REQUIRED TASK – Copy every line of the records below word for word, leaving out the pictures.

SOURCE MATERIAL –
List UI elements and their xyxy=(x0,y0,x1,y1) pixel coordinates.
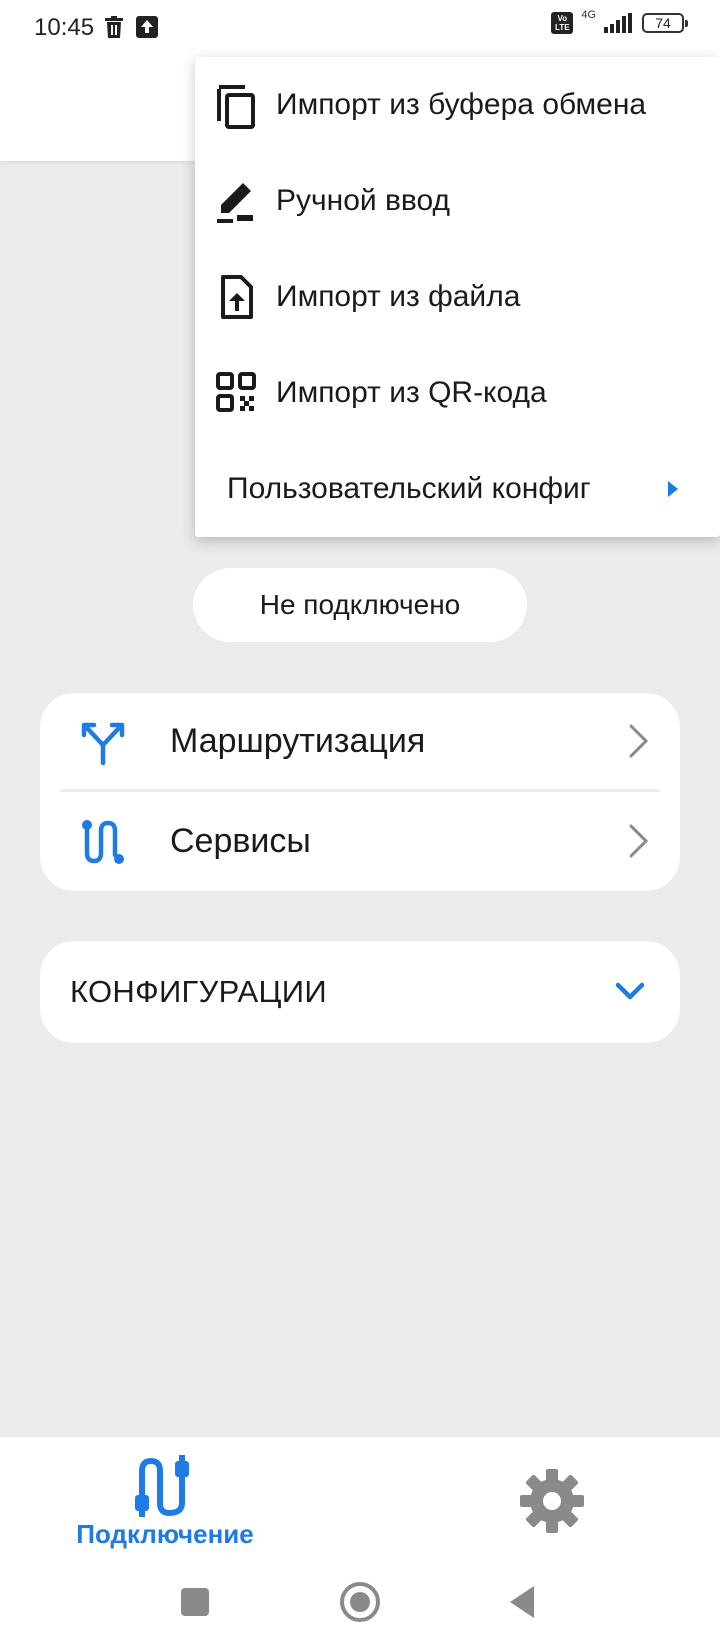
menu-item-manual-input[interactable]: Ручной ввод xyxy=(195,153,720,249)
row-divider xyxy=(60,789,660,792)
menu-item-custom-config[interactable]: Пользовательский конфиг xyxy=(195,441,720,537)
menu-item-import-qr[interactable]: Импорт из QR-кода xyxy=(195,345,720,441)
navigation-card: Маршрутизация Сервисы xyxy=(40,693,680,891)
connection-status-badge[interactable]: Не подключено xyxy=(193,568,527,642)
routing-icon xyxy=(81,722,125,765)
configurations-card[interactable]: КОНФИГУРАЦИИ xyxy=(40,941,680,1043)
menu-item-import-file[interactable]: Импорт из файла xyxy=(195,249,720,345)
battery-icon: 74 xyxy=(642,13,688,33)
chevron-right-icon xyxy=(629,724,649,758)
tab-connection-label: Подключение xyxy=(76,1519,254,1549)
services-icon xyxy=(82,820,124,864)
qr-code-icon xyxy=(216,372,256,412)
routing-row[interactable]: Маршрутизация xyxy=(40,693,680,789)
menu-item-label: Импорт из буфера обмена xyxy=(276,88,647,121)
file-upload-icon xyxy=(221,275,253,319)
back-icon[interactable] xyxy=(502,1580,546,1624)
services-row[interactable]: Сервисы xyxy=(40,793,680,889)
edit-pen-icon xyxy=(217,183,253,223)
menu-item-label: Импорт из QR-кода xyxy=(276,376,547,409)
upload-icon xyxy=(136,16,158,38)
status-bar: 10:45 Vo LTE 4G 74 xyxy=(0,0,720,56)
trash-icon xyxy=(105,16,123,38)
gear-icon[interactable] xyxy=(518,1467,586,1535)
network-type-label: 4G xyxy=(581,9,596,21)
chevron-right-icon xyxy=(629,824,649,858)
chevron-down-icon[interactable] xyxy=(614,979,646,1003)
menu-item-label: Пользовательский конфиг xyxy=(227,472,591,505)
menu-item-label: Импорт из файла xyxy=(276,280,521,313)
configurations-title: КОНФИГУРАЦИИ xyxy=(70,974,327,1009)
home-icon[interactable] xyxy=(338,1580,382,1624)
import-menu: Импорт из буфера обмена Ручной ввод Импо… xyxy=(195,57,720,537)
submenu-arrow-icon xyxy=(668,481,678,497)
volte-icon: Vo LTE xyxy=(551,12,574,34)
routing-label: Маршрутизация xyxy=(170,721,426,760)
connection-icon xyxy=(135,1455,189,1517)
menu-item-import-clipboard[interactable]: Импорт из буфера обмена xyxy=(195,57,720,153)
services-label: Сервисы xyxy=(170,821,311,860)
clipboard-copy-icon xyxy=(217,85,255,129)
recent-apps-icon[interactable] xyxy=(173,1580,217,1624)
signal-strength-icon xyxy=(604,13,632,33)
menu-item-label: Ручной ввод xyxy=(276,184,451,217)
status-time: 10:45 xyxy=(34,14,95,41)
system-navigation-bar xyxy=(0,1560,720,1650)
tab-connection[interactable]: Подключение xyxy=(60,1455,270,1555)
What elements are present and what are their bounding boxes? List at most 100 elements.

RESPONSE FOR THIS EXERCISE –
List UI elements and their xyxy=(x0,y0,x1,y1) pixel coordinates.
menu-item-manual-input[interactable]: Ручной ввод xyxy=(195,153,720,249)
row-divider xyxy=(60,789,660,792)
menu-item-custom-config[interactable]: Пользовательский конфиг xyxy=(195,441,720,537)
menu-item-import-qr[interactable]: Импорт из QR-кода xyxy=(195,345,720,441)
navigation-card: Маршрутизация Сервисы xyxy=(40,693,680,891)
connection-status-badge[interactable]: Не подключено xyxy=(193,568,527,642)
routing-icon xyxy=(81,722,125,765)
configurations-card[interactable]: КОНФИГУРАЦИИ xyxy=(40,941,680,1043)
menu-item-import-file[interactable]: Импорт из файла xyxy=(195,249,720,345)
battery-icon: 74 xyxy=(642,13,688,33)
chevron-right-icon xyxy=(629,724,649,758)
tab-connection-label: Подключение xyxy=(76,1519,254,1549)
services-icon xyxy=(82,820,124,864)
qr-code-icon xyxy=(216,372,256,412)
routing-row[interactable]: Маршрутизация xyxy=(40,693,680,789)
menu-item-label: Импорт из буфера обмена xyxy=(276,88,647,121)
file-upload-icon xyxy=(221,275,253,319)
back-icon[interactable] xyxy=(502,1580,546,1624)
services-row[interactable]: Сервисы xyxy=(40,793,680,889)
edit-pen-icon xyxy=(217,183,253,223)
menu-item-label: Импорт из QR-кода xyxy=(276,376,547,409)
upload-icon xyxy=(136,16,158,38)
status-bar: 10:45 Vo LTE 4G 74 xyxy=(0,0,720,56)
trash-icon xyxy=(105,16,123,38)
gear-icon[interactable] xyxy=(518,1467,586,1535)
network-type-label: 4G xyxy=(581,9,596,21)
chevron-right-icon xyxy=(629,824,649,858)
chevron-down-icon[interactable] xyxy=(614,979,646,1003)
menu-item-label: Пользовательский конфиг xyxy=(227,472,591,505)
menu-item-label: Импорт из файла xyxy=(276,280,521,313)
configurations-title: КОНФИГУРАЦИИ xyxy=(70,974,327,1009)
home-icon[interactable] xyxy=(338,1580,382,1624)
import-menu: Импорт из буфера обмена Ручной ввод Импо… xyxy=(195,57,720,537)
submenu-arrow-icon xyxy=(668,481,678,497)
volte-icon: Vo LTE xyxy=(551,12,574,34)
routing-label: Маршрутизация xyxy=(170,721,426,760)
connection-icon xyxy=(135,1455,189,1517)
menu-item-import-clipboard[interactable]: Импорт из буфера обмена xyxy=(195,57,720,153)
services-label: Сервисы xyxy=(170,821,311,860)
clipboard-copy-icon xyxy=(217,85,255,129)
recent-apps-icon[interactable] xyxy=(173,1580,217,1624)
signal-strength-icon xyxy=(604,13,632,33)
menu-item-label: Ручной ввод xyxy=(276,184,451,217)
status-time: 10:45 xyxy=(34,14,95,41)
system-navigation-bar xyxy=(0,1560,720,1650)
tab-connection[interactable]: Подключение xyxy=(60,1455,270,1555)
What elements are present and what are their bounding boxes? List at most 100 elements.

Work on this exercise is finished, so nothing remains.